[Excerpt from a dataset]
——————————
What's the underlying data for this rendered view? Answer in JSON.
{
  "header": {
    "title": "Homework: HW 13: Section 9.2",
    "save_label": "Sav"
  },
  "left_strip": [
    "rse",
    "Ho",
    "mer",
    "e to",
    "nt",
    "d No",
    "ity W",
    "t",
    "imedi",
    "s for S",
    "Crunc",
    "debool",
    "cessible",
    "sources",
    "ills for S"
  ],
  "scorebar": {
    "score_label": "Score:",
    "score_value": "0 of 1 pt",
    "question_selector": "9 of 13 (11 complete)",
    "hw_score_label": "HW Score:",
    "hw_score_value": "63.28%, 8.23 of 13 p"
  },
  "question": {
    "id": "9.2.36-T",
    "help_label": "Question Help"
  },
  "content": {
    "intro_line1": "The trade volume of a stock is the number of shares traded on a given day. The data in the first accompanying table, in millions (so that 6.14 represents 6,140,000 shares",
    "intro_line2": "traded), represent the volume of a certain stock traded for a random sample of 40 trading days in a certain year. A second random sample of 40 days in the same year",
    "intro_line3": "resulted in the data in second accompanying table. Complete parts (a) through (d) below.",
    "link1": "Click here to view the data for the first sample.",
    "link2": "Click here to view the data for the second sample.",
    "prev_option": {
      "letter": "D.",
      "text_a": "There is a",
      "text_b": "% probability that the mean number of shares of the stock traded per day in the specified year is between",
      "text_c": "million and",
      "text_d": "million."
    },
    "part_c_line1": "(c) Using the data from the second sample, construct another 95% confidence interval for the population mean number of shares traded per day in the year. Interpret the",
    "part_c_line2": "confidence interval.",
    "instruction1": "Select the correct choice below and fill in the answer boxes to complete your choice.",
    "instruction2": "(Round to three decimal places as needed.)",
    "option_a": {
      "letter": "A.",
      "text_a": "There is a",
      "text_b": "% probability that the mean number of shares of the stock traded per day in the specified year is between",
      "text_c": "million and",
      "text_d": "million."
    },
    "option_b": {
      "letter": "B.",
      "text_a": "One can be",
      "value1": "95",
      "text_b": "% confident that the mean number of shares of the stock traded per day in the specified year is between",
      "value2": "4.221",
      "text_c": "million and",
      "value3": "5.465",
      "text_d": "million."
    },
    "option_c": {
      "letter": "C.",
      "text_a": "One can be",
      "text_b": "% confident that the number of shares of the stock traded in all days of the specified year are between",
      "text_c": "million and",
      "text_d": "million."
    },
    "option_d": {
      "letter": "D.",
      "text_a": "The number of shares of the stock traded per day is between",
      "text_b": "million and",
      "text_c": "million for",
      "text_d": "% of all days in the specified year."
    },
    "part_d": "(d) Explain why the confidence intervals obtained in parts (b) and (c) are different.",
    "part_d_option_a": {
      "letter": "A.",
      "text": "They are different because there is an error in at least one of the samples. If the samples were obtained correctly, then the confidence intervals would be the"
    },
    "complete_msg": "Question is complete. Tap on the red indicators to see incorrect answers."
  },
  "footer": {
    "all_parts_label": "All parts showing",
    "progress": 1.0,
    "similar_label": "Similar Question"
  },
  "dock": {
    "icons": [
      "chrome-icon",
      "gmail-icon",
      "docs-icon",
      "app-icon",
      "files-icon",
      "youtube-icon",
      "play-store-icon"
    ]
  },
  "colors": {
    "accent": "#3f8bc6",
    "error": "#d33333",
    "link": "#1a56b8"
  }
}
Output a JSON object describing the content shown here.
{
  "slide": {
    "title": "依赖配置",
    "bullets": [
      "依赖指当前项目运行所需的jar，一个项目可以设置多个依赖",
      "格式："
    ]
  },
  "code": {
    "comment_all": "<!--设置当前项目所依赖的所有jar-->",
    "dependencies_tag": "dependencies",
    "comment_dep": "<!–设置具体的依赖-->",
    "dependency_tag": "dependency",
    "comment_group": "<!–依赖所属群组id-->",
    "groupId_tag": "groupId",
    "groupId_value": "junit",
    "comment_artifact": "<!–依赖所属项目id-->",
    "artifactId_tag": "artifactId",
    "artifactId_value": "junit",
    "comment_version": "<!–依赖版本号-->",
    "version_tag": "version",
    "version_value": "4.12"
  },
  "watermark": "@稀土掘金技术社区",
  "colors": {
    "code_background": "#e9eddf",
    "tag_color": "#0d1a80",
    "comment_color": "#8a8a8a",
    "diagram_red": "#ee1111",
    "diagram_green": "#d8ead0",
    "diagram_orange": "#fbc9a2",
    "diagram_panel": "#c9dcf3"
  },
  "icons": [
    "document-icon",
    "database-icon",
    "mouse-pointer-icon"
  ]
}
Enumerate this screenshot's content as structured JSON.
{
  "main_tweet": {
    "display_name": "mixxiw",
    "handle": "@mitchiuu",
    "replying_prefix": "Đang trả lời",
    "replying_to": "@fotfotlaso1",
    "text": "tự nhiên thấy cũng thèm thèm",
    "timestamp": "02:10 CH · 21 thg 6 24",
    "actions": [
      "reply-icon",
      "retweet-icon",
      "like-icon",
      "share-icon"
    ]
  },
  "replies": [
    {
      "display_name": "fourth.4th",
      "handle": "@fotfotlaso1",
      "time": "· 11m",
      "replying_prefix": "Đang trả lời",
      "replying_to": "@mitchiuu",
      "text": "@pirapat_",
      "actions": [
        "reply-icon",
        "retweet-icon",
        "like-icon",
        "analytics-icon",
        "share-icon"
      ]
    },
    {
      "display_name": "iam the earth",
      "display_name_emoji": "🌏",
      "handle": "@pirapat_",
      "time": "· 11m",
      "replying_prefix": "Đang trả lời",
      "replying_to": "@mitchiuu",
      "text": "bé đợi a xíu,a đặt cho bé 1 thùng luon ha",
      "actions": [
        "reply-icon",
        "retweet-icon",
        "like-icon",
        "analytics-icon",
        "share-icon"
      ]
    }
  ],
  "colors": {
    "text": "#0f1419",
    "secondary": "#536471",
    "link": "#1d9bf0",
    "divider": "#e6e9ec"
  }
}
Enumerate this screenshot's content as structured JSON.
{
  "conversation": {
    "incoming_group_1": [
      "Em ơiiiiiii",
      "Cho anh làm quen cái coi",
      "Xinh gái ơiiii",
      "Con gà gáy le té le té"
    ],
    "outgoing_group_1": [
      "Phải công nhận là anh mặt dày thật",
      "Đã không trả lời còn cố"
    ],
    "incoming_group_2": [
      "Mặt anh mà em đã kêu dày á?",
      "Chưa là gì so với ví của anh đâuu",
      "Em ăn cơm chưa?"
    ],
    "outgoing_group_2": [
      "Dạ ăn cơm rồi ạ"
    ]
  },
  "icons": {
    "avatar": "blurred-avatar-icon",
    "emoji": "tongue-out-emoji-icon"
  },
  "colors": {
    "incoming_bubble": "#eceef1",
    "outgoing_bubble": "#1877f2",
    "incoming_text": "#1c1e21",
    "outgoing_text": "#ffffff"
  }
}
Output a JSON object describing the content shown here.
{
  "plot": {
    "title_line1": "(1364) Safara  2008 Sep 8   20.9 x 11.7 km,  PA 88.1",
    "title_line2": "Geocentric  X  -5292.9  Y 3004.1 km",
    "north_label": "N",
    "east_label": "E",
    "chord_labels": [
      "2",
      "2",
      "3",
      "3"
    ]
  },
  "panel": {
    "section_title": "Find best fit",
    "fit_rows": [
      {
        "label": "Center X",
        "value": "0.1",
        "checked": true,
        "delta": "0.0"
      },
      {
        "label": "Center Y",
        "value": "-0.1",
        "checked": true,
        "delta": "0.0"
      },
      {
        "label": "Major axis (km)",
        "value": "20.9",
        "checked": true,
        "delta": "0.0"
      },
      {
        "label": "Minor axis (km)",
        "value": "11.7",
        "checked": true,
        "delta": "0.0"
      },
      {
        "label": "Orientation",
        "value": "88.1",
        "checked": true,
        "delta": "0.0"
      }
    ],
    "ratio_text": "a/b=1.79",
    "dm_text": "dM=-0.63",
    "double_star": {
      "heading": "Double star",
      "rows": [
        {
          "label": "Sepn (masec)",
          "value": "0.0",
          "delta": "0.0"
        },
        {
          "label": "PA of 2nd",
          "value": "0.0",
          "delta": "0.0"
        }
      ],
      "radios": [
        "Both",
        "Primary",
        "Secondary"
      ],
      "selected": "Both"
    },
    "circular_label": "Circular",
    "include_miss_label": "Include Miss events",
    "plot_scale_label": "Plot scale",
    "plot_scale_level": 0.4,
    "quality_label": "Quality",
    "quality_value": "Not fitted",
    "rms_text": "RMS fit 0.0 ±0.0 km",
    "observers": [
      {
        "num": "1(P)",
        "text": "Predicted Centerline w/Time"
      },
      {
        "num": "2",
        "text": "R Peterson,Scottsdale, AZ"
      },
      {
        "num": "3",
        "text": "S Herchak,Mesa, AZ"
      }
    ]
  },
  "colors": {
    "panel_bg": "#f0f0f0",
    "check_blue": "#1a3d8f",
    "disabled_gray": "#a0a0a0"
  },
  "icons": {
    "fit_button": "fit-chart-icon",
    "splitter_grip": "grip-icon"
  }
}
——————————
OBJECTIVE ▸ Each line that holds the word "table" is to be copied.

COMPLETE ANSWER ▸
    "intro_line1": "The trade volume of a stock is the number of shares traded on a given day. The data in the first accompanying table, in millions (so that 6.14 represents 6,140,000 shares",
    "intro_line3": "resulted in the data in second accompanying table. Complete parts (a) through (d) below.",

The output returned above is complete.